◆ **Task prompt**: Write out every entry exactly as it stands.

## START Input for this task

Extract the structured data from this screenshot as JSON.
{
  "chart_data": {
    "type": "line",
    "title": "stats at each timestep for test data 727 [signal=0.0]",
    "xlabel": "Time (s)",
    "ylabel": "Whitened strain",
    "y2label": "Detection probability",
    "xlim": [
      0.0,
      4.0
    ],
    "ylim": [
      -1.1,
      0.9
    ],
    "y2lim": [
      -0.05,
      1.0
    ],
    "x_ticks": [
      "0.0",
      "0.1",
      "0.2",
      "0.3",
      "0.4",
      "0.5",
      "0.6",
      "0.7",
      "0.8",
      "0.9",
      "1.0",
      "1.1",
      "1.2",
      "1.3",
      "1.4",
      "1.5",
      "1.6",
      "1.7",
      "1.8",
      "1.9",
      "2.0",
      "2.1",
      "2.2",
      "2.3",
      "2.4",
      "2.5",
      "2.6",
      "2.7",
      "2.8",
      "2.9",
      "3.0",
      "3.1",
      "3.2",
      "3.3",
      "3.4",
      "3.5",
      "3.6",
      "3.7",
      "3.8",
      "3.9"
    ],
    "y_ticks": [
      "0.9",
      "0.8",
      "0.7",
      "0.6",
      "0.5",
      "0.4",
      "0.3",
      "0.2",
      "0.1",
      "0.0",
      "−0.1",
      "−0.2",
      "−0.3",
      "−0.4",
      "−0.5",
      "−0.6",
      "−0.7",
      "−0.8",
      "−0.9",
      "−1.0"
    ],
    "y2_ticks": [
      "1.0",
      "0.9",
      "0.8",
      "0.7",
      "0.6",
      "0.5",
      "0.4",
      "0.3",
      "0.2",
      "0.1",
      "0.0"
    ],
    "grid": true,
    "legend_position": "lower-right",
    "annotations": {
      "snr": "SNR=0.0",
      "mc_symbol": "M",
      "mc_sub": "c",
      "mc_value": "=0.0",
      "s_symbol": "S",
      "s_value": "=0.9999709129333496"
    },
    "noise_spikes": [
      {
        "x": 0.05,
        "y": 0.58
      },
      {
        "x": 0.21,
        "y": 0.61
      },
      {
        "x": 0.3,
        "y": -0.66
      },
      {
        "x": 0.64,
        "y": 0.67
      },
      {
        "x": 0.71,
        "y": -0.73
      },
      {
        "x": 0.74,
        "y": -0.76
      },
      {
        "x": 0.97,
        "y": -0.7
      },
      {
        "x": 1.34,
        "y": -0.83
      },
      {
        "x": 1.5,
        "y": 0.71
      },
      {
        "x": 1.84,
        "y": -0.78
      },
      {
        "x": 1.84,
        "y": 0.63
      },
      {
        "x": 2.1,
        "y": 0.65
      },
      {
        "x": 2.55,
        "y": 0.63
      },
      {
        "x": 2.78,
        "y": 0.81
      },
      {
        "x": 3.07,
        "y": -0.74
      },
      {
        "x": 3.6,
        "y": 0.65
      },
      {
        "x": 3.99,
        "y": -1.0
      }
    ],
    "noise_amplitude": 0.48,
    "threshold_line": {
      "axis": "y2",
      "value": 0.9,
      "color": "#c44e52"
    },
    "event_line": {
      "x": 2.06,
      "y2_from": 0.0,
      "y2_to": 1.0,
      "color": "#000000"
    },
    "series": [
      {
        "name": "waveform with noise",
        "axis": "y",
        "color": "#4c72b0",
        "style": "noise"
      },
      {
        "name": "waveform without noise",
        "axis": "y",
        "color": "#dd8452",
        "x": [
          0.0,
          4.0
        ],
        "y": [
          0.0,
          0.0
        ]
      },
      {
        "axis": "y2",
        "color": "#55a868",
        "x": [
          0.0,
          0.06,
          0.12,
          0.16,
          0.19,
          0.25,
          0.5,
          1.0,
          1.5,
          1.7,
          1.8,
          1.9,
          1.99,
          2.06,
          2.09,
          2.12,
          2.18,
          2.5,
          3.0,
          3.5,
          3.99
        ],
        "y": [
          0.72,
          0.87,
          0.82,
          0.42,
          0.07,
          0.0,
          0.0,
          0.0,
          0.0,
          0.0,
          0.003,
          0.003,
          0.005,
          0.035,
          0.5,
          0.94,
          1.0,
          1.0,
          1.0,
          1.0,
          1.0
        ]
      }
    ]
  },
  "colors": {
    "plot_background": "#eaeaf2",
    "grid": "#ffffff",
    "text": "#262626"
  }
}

## END Input for this task

◆ **Answer in full**:
Extract the structured data from this screenshot as JSON.
{
  "chart_data": {
    "type": "line",
    "title": "stats at each timestep for test data 727 [signal=0.0]",
    "xlabel": "Time (s)",
    "ylabel": "Whitened strain",
    "y2label": "Detection probability",
    "xlim": [
      0.0,
      4.0
    ],
    "ylim": [
      -1.1,
      0.9
    ],
    "y2lim": [
      -0.05,
      1.0
    ],
    "x_ticks": [
      "0.0",
      "0.1",
      "0.2",
      "0.3",
      "0.4",
      "0.5",
      "0.6",
      "0.7",
      "0.8",
      "0.9",
      "1.0",
      "1.1",
      "1.2",
      "1.3",
      "1.4",
      "1.5",
      "1.6",
      "1.7",
      "1.8",
      "1.9",
      "2.0",
      "2.1",
      "2.2",
      "2.3",
      "2.4",
      "2.5",
      "2.6",
      "2.7",
      "2.8",
      "2.9",
      "3.0",
      "3.1",
      "3.2",
      "3.3",
      "3.4",
      "3.5",
      "3.6",
      "3.7",
      "3.8",
      "3.9"
    ],
    "y_ticks": [
      "0.9",
      "0.8",
      "0.7",
      "0.6",
      "0.5",
      "0.4",
      "0.3",
      "0.2",
      "0.1",
      "0.0",
      "−0.1",
      "−0.2",
      "−0.3",
      "−0.4",
      "−0.5",
      "−0.6",
      "−0.7",
      "−0.8",
      "−0.9",
      "−1.0"
    ],
    "y2_ticks": [
      "1.0",
      "0.9",
      "0.8",
      "0.7",
      "0.6",
      "0.5",
      "0.4",
      "0.3",
      "0.2",
      "0.1",
      "0.0"
    ],
    "grid": true,
    "legend_position": "lower-right",
    "annotations": {
      "snr": "SNR=0.0",
      "mc_symbol": "M",
      "mc_sub": "c",
      "mc_value": "=0.0",
      "s_symbol": "S",
      "s_value": "=0.9999709129333496"
    },
    "noise_spikes": [
      {
        "x": 0.05,
        "y": 0.58
      },
      {
        "x": 0.21,
        "y": 0.61
      },
      {
        "x": 0.3,
        "y": -0.66
      },
      {
        "x": 0.64,
        "y": 0.67
      },
      {
        "x": 0.71,
        "y": -0.73
      },
      {
        "x": 0.74,
        "y": -0.76
      },
      {
        "x": 0.97,
        "y": -0.7
      },
      {
        "x": 1.34,
        "y": -0.83
      },
      {
        "x": 1.5,
        "y": 0.71
      },
      {
        "x": 1.84,
        "y": -0.78
      },
      {
        "x": 1.84,
        "y": 0.63
      },
      {
        "x": 2.1,
        "y": 0.65
      },
      {
        "x": 2.55,
        "y": 0.63
      },
      {
        "x": 2.78,
        "y": 0.81
      },
      {
        "x": 3.07,
        "y": -0.74
      },
      {
        "x": 3.6,
        "y": 0.65
      },
      {
        "x": 3.99,
        "y": -1.0
      }
    ],
    "noise_amplitude": 0.48,
    "threshold_line": {
      "axis": "y2",
      "value": 0.9,
      "color": "#c44e52"
    },
    "event_line": {
      "x": 2.06,
      "y2_from": 0.0,
      "y2_to": 1.0,
      "color": "#000000"
    },
    "series": [
      {
        "name": "waveform with noise",
        "axis": "y",
        "color": "#4c72b0",
        "style": "noise"
      },
      {
        "name": "waveform without noise",
        "axis": "y",
        "color": "#dd8452",
        "x": [
          0.0,
          4.0
        ],
        "y": [
          0.0,
          0.0
        ]
      },
      {
        "axis": "y2",
        "color": "#55a868",
        "x": [
          0.0,
          0.06,
          0.12,
          0.16,
          0.19,
          0.25,
          0.5,
          1.0,
          1.5,
          1.7,
          1.8,
          1.9,
          1.99,
          2.06,
          2.09,
          2.12,
          2.18,
          2.5,
          3.0,
          3.5,
          3.99
        ],
        "y": [
          0.72,
          0.87,
          0.82,
          0.42,
          0.07,
          0.0,
          0.0,
          0.0,
          0.0,
          0.0,
          0.003,
          0.003,
          0.005,
          0.035,
          0.5,
          0.94,
          1.0,
          1.0,
          1.0,
          1.0,
          1.0
        ]
      }
    ]
  },
  "colors": {
    "plot_background": "#eaeaf2",
    "grid": "#ffffff",
    "text": "#262626"
  }
}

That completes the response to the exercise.